(begin)

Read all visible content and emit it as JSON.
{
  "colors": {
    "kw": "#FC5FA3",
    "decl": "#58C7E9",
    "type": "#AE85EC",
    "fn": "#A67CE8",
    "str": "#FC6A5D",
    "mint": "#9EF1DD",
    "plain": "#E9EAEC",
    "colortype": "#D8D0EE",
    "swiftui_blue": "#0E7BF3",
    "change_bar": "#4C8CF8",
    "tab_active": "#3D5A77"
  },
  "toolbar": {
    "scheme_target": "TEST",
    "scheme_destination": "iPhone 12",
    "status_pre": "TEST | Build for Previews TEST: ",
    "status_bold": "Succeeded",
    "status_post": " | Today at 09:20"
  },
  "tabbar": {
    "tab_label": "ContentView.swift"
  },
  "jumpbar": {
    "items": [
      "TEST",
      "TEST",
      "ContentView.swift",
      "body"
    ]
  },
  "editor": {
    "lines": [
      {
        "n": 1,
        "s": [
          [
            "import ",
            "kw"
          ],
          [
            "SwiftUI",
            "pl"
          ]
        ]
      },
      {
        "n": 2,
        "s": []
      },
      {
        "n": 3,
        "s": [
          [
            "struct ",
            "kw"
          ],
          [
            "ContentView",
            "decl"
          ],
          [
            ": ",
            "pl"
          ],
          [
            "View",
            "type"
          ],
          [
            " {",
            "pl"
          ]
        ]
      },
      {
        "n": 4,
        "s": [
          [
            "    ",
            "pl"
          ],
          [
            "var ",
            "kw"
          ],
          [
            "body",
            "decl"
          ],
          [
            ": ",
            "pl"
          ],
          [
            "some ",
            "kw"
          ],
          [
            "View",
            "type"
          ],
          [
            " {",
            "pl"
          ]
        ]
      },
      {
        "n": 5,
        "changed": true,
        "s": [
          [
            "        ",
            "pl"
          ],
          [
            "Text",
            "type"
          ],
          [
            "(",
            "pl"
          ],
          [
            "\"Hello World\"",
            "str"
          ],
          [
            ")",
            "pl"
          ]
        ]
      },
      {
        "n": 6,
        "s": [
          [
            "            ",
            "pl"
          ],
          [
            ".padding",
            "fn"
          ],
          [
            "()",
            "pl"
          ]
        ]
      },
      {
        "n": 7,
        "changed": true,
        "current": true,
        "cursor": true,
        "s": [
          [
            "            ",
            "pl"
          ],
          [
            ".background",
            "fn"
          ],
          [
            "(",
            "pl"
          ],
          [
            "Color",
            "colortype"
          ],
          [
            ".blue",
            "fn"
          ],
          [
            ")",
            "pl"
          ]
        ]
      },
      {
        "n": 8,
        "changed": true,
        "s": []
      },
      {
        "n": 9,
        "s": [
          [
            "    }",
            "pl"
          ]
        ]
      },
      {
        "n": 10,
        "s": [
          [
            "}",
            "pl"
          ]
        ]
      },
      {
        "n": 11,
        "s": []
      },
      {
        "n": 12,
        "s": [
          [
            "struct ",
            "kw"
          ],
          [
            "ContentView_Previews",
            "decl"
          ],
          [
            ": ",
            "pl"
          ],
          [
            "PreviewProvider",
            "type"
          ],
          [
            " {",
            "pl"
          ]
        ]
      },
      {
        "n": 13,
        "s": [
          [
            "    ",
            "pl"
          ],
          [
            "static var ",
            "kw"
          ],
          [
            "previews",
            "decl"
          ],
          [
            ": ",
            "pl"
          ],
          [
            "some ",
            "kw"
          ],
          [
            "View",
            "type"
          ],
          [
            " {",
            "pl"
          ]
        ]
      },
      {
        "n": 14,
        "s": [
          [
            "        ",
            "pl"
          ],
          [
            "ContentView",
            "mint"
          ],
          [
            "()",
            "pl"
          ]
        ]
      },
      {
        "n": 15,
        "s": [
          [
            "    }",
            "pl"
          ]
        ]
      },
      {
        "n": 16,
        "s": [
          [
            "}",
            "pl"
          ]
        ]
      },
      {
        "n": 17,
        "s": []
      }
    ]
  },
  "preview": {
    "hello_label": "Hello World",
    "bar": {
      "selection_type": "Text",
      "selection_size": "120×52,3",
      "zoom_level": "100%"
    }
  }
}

(end)

Work to be completed:
Write out the listing once more, matching it exactly.

Completed task:
Read all visible content and emit it as JSON.
{
  "colors": {
    "kw": "#FC5FA3",
    "decl": "#58C7E9",
    "type": "#AE85EC",
    "fn": "#A67CE8",
    "str": "#FC6A5D",
    "mint": "#9EF1DD",
    "plain": "#E9EAEC",
    "colortype": "#D8D0EE",
    "swiftui_blue": "#0E7BF3",
    "change_bar": "#4C8CF8",
    "tab_active": "#3D5A77"
  },
  "toolbar": {
    "scheme_target": "TEST",
    "scheme_destination": "iPhone 12",
    "status_pre": "TEST | Build for Previews TEST: ",
    "status_bold": "Succeeded",
    "status_post": " | Today at 09:20"
  },
  "tabbar": {
    "tab_label": "ContentView.swift"
  },
  "jumpbar": {
    "items": [
      "TEST",
      "TEST",
      "ContentView.swift",
      "body"
    ]
  },
  "editor": {
    "lines": [
      {
        "n": 1,
        "s": [
          [
            "import ",
            "kw"
          ],
          [
            "SwiftUI",
            "pl"
          ]
        ]
      },
      {
        "n": 2,
        "s": []
      },
      {
        "n": 3,
        "s": [
          [
            "struct ",
            "kw"
          ],
          [
            "ContentView",
            "decl"
          ],
          [
            ": ",
            "pl"
          ],
          [
            "View",
            "type"
          ],
          [
            " {",
            "pl"
          ]
        ]
      },
      {
        "n": 4,
        "s": [
          [
            "    ",
            "pl"
          ],
          [
            "var ",
            "kw"
          ],
          [
            "body",
            "decl"
          ],
          [
            ": ",
            "pl"
          ],
          [
            "some ",
            "kw"
          ],
          [
            "View",
            "type"
          ],
          [
            " {",
            "pl"
          ]
        ]
      },
      {
        "n": 5,
        "changed": true,
        "s": [
          [
            "        ",
            "pl"
          ],
          [
            "Text",
            "type"
          ],
          [
            "(",
            "pl"
          ],
          [
            "\"Hello World\"",
            "str"
          ],
          [
            ")",
            "pl"
          ]
        ]
      },
      {
        "n": 6,
        "s": [
          [
            "            ",
            "pl"
          ],
          [
            ".padding",
            "fn"
          ],
          [
            "()",
            "pl"
          ]
        ]
      },
      {
        "n": 7,
        "changed": true,
        "current": true,
        "cursor": true,
        "s": [
          [
            "            ",
            "pl"
          ],
          [
            ".background",
            "fn"
          ],
          [
            "(",
            "pl"
          ],
          [
            "Color",
            "colortype"
          ],
          [
            ".blue",
            "fn"
          ],
          [
            ")",
            "pl"
          ]
        ]
      },
      {
        "n": 8,
        "changed": true,
        "s": []
      },
      {
        "n": 9,
        "s": [
          [
            "    }",
            "pl"
          ]
        ]
      },
      {
        "n": 10,
        "s": [
          [
            "}",
            "pl"
          ]
        ]
      },
      {
        "n": 11,
        "s": []
      },
      {
        "n": 12,
        "s": [
          [
            "struct ",
            "kw"
          ],
          [
            "ContentView_Previews",
            "decl"
          ],
          [
            ": ",
            "pl"
          ],
          [
            "PreviewProvider",
            "type"
          ],
          [
            " {",
            "pl"
          ]
        ]
      },
      {
        "n": 13,
        "s": [
          [
            "    ",
            "pl"
          ],
          [
            "static var ",
            "kw"
          ],
          [
            "previews",
            "decl"
          ],
          [
            ": ",
            "pl"
          ],
          [
            "some ",
            "kw"
          ],
          [
            "View",
            "type"
          ],
          [
            " {",
            "pl"
          ]
        ]
      },
      {
        "n": 14,
        "s": [
          [
            "        ",
            "pl"
          ],
          [
            "ContentView",
            "mint"
          ],
          [
            "()",
            "pl"
          ]
        ]
      },
      {
        "n": 15,
        "s": [
          [
            "    }",
            "pl"
          ]
        ]
      },
      {
        "n": 16,
        "s": [
          [
            "}",
            "pl"
          ]
        ]
      },
      {
        "n": 17,
        "s": []
      }
    ]
  },
  "preview": {
    "hello_label": "Hello World",
    "bar": {
      "selection_type": "Text",
      "selection_size": "120×52,3",
      "zoom_level": "100%"
    }
  }
}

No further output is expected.